Text provided
^^^^^^^^
The court’s questioning of FERC’s approval process marks one of the first such challenges by the courts of an approval process that many view as a rubber stamp, Bookbinder said.
“They have only turned down one pipeline application in the last 10 years and they have green-lighted hundreds of them,” he said. “FERC is in the business of building pipelines.”
FERC’s response to the court and what the court makes of that response could impact pipeline projects even in parts of the country where the state favors the fossil fuel buildout.
A third ruling by a federal court earlier this summer upheld how FERC deals with challenges to the use of eminent domain in pipeline projects. One of the judges in the ruling, however, expressed strong displeasure with the commission’s process that allows for pipeline construction to begin while the process of addressing challenges from private landowners drags on.
“The Commission can keep homeowners in seemingly endless administrative limbo while energy companies plow ahead seizing land and constructing the very pipeline that the procedurally handcuffed homeowners seek to stop,” U.S. Court of Appeals for the District of Columbia Circuit judge Ann Millett wrote in the Aug. 2 ruling.
“In cases involving private property rights, the Commission has transformed this court’s decisions … into a bureaucratic purgatory that only Dante could love,” she wrote.
^^^^^^^^
Data items:
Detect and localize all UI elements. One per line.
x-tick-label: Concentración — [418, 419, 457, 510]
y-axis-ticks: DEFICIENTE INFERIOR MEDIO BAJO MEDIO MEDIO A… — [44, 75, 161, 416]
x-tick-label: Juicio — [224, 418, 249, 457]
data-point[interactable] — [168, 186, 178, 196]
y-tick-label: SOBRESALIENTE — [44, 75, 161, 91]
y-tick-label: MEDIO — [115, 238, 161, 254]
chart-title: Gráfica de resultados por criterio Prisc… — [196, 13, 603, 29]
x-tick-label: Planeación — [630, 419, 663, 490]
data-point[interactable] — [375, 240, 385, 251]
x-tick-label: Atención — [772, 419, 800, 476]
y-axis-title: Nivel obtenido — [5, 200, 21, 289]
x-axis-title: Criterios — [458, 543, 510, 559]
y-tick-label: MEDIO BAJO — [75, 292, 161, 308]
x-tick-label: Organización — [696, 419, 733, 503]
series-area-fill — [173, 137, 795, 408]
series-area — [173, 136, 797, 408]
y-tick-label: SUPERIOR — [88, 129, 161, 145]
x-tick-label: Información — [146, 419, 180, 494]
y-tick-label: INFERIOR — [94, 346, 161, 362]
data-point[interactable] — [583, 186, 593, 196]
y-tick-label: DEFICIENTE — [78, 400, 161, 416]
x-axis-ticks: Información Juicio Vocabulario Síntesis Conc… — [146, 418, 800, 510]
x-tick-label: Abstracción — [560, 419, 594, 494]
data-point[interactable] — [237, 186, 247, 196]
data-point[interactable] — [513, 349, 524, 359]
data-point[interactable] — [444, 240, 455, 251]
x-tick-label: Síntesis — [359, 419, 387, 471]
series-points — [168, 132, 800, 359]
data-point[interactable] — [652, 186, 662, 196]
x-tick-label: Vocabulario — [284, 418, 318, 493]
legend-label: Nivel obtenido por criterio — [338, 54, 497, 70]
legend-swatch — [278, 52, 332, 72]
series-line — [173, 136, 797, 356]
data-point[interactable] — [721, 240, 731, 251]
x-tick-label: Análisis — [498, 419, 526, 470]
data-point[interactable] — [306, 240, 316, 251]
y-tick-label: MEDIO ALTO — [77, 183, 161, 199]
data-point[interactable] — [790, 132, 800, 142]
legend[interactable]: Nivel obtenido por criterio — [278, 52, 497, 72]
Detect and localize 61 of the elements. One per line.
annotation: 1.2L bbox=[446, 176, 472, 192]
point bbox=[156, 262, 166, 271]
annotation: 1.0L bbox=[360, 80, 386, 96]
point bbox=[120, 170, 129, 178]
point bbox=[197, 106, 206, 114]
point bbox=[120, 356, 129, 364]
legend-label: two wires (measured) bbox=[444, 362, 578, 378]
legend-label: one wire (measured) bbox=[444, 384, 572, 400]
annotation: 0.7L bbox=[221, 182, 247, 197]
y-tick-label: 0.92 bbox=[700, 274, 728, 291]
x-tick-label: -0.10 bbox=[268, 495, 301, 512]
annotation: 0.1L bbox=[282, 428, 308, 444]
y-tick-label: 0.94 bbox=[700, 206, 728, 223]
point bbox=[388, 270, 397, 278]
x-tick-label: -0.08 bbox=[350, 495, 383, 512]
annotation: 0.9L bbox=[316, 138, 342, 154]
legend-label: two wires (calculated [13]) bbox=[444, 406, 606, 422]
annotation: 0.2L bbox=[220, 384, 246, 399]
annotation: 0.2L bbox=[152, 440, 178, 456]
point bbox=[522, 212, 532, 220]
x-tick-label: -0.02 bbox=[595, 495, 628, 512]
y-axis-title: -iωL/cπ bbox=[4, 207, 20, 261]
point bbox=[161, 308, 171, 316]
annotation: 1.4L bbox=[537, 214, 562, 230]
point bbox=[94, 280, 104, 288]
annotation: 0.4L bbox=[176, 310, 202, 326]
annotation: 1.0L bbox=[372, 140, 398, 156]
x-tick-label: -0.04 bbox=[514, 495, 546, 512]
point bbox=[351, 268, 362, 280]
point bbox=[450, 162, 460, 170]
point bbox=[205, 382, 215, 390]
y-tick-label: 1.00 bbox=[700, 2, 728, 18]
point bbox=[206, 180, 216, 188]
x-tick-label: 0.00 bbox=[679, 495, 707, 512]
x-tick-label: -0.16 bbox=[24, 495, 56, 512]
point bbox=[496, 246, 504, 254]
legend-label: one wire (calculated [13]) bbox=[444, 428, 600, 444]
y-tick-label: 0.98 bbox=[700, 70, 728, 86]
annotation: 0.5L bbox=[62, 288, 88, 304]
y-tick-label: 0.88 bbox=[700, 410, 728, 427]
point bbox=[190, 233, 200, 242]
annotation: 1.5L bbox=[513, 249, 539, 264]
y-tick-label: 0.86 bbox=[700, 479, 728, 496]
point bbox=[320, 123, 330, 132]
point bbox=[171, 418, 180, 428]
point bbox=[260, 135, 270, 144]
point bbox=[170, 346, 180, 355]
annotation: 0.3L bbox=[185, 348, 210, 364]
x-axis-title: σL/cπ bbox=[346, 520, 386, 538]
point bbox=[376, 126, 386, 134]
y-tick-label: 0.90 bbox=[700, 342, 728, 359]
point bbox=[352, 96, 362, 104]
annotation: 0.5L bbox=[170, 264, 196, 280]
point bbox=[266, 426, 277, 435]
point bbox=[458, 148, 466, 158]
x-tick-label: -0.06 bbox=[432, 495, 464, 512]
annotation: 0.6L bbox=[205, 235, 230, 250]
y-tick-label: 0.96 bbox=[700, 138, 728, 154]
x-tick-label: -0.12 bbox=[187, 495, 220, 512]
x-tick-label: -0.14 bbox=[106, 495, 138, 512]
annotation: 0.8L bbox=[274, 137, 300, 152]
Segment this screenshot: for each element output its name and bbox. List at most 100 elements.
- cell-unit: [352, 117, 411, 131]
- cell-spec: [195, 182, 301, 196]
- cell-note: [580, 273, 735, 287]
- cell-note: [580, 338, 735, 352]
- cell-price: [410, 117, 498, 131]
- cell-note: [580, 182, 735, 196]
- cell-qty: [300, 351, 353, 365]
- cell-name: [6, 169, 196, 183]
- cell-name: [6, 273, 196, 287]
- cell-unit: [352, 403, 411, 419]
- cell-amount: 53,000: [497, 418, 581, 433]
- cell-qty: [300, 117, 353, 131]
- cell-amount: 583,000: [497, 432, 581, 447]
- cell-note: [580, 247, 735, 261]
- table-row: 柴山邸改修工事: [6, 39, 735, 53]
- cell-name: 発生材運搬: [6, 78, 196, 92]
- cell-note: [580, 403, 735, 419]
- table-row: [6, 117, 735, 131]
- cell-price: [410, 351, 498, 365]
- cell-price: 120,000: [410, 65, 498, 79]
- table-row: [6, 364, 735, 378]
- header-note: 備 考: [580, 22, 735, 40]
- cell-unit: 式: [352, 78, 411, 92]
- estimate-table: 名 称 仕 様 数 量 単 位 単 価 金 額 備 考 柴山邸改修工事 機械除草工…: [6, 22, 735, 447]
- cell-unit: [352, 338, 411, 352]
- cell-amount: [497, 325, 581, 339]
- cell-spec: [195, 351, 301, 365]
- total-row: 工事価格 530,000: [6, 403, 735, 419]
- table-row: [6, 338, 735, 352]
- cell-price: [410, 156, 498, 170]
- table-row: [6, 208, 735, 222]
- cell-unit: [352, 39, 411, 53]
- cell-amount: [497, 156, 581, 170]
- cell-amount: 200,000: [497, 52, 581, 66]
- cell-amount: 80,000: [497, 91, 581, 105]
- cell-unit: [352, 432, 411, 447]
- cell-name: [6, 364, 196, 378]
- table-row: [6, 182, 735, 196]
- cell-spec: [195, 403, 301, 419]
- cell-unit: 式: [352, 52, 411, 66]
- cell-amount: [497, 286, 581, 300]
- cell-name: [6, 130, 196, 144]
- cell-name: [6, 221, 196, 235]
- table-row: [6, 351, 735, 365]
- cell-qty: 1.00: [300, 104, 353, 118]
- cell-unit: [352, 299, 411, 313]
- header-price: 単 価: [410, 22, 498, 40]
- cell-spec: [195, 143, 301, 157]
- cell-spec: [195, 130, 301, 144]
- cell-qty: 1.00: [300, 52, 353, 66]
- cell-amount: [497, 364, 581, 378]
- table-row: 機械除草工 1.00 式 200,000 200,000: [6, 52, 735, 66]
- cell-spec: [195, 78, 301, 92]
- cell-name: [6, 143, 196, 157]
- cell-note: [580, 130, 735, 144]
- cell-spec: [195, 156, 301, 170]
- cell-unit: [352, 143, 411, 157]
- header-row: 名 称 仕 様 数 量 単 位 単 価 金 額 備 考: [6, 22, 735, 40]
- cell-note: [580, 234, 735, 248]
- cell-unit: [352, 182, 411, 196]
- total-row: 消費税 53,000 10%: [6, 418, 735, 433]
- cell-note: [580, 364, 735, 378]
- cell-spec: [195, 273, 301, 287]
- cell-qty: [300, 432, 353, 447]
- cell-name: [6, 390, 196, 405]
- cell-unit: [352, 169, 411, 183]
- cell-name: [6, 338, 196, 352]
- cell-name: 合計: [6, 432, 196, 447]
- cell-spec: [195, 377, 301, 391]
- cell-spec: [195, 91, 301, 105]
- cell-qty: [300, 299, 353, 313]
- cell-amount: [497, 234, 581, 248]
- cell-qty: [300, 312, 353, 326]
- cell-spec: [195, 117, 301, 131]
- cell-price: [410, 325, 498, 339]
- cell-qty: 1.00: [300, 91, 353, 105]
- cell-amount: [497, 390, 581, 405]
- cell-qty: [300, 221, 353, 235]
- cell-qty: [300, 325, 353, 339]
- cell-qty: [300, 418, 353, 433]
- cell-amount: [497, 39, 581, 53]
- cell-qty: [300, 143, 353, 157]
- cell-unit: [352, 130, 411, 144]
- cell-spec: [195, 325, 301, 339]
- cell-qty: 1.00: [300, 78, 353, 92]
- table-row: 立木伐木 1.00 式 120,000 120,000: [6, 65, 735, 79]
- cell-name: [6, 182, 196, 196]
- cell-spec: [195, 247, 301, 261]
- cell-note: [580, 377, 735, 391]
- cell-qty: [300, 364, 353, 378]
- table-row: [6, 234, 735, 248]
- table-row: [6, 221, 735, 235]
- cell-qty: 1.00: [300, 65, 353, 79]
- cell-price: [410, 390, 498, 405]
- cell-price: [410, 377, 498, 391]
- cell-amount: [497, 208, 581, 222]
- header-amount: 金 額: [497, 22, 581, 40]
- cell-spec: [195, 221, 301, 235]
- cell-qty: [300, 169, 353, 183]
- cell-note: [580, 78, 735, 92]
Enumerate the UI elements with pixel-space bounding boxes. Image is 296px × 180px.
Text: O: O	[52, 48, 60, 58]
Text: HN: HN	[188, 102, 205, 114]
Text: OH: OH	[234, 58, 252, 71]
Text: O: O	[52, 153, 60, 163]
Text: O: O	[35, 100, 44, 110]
^^^^^^^^
Try it
Proceed with the article on court challenges to FERC's pipeline approvals, starting after its final sentence. The data above is separate material and is not part of the article on court challenges to FERC's pipeline approvals.

Response area
The Trump Administration has been working to fast-track fossil fuel projects by rolling back or seeking to curtail federal environmental regulations including the National Environmental Policy Act, Endangered Species Act rules and the Clean Water Act.
“All of these efforts are really to limit the opportunities for a public debate around these really significant projects with significant impacts to the communities that they go through,” Anthony Swift, a program director with the Natural Resources Defense Council, said.
At the same time, ruptures of oil and gas pipelines and the public’s growing understanding of the role fossil fuels play in global warming have eroded public perception that building more pipelines benefits the public, Swift said.
The recent rulings do not apply to oil pipelines, which are regulated by state rather than federal agencies, however opponents of crude oil pipelines are also fighting eminent domain. In recent weeks, TC Energy, the Canadian company formerly known as TransCanada that is behind the Keystone XL pipeline, has filed lawsuits against dozens of landowners in Nebraska who have refused to sell their land to the company.
The environmental advocacy group Bold Nebraska intends to fight the Keystone XL lawsuits on the grounds that there is no public benefit when a foreign corporation invokes eminent domain to build a pipeline, Bold Nebraska founder Jane Kleeb said.
“I’ve always believed ever since we started fighting KXL, that the way that we stop the buildout of pipelines is that we end eminent domain for private gain,” Kleeb said. “It is the one concrete tool that we have that not only builds a strong alliance across all the different people that are impacted by these pipelines, but that has a very strong legal grounding.”
The PennEast ruling could provide a powerful new tool for New York state in its opposition to the Constitution pipeline, Bookbinder said.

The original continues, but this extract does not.